> _INPUT ROWS_
•••••

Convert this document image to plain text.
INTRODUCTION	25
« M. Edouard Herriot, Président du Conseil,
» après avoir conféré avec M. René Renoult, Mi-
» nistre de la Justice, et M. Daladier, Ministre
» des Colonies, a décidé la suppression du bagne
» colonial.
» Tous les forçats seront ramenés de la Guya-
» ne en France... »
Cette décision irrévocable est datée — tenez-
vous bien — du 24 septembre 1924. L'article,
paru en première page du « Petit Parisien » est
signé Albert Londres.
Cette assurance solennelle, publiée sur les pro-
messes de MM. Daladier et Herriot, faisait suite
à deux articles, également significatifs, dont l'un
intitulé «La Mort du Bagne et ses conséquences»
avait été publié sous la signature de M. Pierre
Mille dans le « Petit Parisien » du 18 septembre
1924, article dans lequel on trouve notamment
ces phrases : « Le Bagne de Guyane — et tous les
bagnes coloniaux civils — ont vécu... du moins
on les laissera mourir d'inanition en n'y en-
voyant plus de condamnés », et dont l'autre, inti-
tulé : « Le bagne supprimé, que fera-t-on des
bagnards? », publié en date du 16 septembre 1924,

•••••

> _REQUIRED WORK_
Print out every entry, keeping each one exact.

> _THE REPLY_
Convert this document image to plain text.
INTRODUCTION	25
« M. Edouard Herriot, Président du Conseil,
» après avoir conféré avec M. René Renoult, Mi-
» nistre de la Justice, et M. Daladier, Ministre
» des Colonies, a décidé la suppression du bagne
» colonial.
» Tous les forçats seront ramenés de la Guya-
» ne en France... »
Cette décision irrévocable est datée — tenez-
vous bien — du 24 septembre 1924. L'article,
paru en première page du « Petit Parisien » est
signé Albert Londres.
Cette assurance solennelle, publiée sur les pro-
messes de MM. Daladier et Herriot, faisait suite
à deux articles, également significatifs, dont l'un
intitulé «La Mort du Bagne et ses conséquences»
avait été publié sous la signature de M. Pierre
Mille dans le « Petit Parisien » du 18 septembre
1924, article dans lequel on trouve notamment
ces phrases : « Le Bagne de Guyane — et tous les
bagnes coloniaux civils — ont vécu... du moins
on les laissera mourir d'inanition en n'y en-
voyant plus de condamnés », et dont l'autre, inti-
tulé : « Le bagne supprimé, que fera-t-on des
bagnards? », publié en date du 16 septembre 1924,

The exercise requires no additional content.